# EXERCISE DIRECTIONS:
Repeat the records word for word, excluding any picture.

# INPUT DATA:
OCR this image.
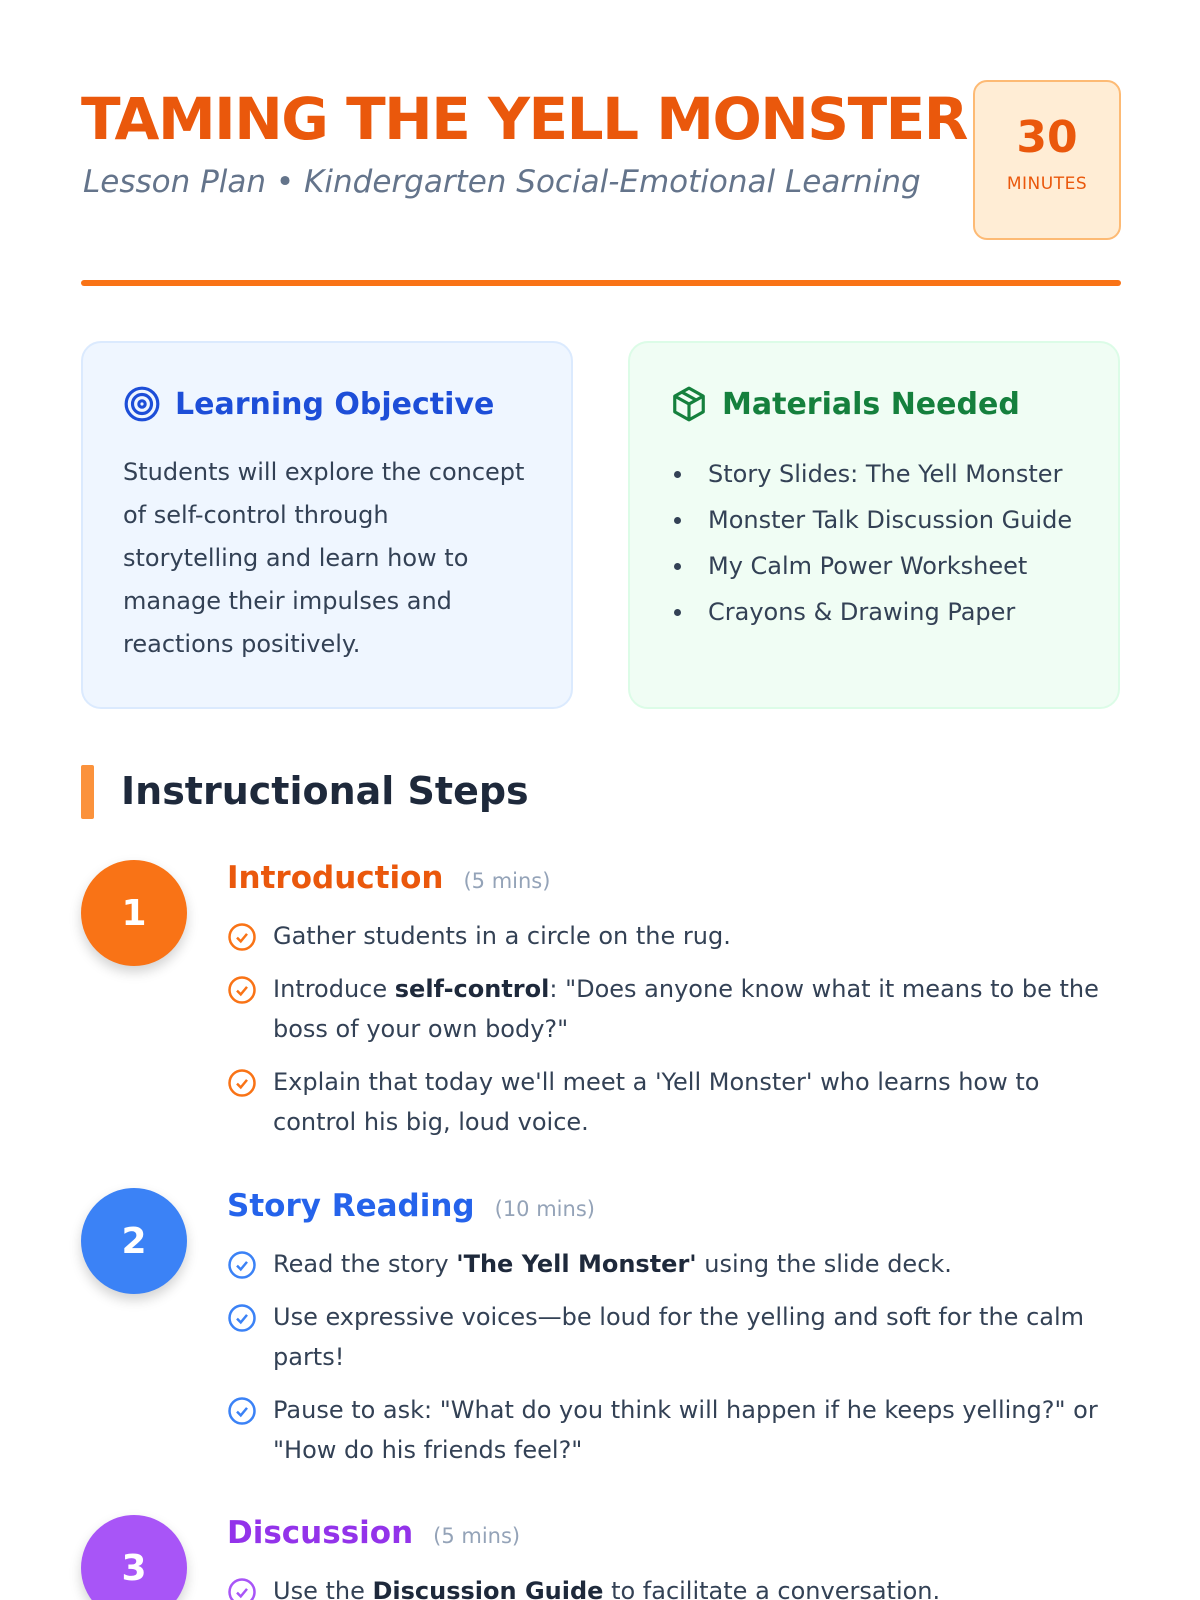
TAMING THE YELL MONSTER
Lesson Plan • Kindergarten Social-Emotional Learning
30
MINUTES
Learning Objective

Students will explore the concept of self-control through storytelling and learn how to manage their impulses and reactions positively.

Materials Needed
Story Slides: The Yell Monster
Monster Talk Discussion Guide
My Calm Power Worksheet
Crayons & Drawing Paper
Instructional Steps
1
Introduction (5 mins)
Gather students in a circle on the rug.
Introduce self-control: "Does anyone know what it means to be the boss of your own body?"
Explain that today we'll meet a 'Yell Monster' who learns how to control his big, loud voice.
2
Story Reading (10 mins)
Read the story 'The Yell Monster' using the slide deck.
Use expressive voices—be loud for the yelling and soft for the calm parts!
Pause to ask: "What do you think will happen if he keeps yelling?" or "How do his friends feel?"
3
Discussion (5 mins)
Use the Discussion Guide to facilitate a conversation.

# TASK ANSWER:
OCR this image.
TAMING THE YELL MONSTER
Lesson Plan • Kindergarten Social-Emotional Learning
30
MINUTES
Learning Objective

Students will explore the concept of self-control through storytelling and learn how to manage their impulses and reactions positively.

Materials Needed
Story Slides: The Yell Monster
Monster Talk Discussion Guide
My Calm Power Worksheet
Crayons & Drawing Paper
Instructional Steps
1
Introduction (5 mins)
Gather students in a circle on the rug.
Introduce self-control: "Does anyone know what it means to be the boss of your own body?"
Explain that today we'll meet a 'Yell Monster' who learns how to control his big, loud voice.
2
Story Reading (10 mins)
Read the story 'The Yell Monster' using the slide deck.
Use expressive voices—be loud for the yelling and soft for the calm parts!
Pause to ask: "What do you think will happen if he keeps yelling?" or "How do his friends feel?"
3
Discussion (5 mins)
Use the Discussion Guide to facilitate a conversation.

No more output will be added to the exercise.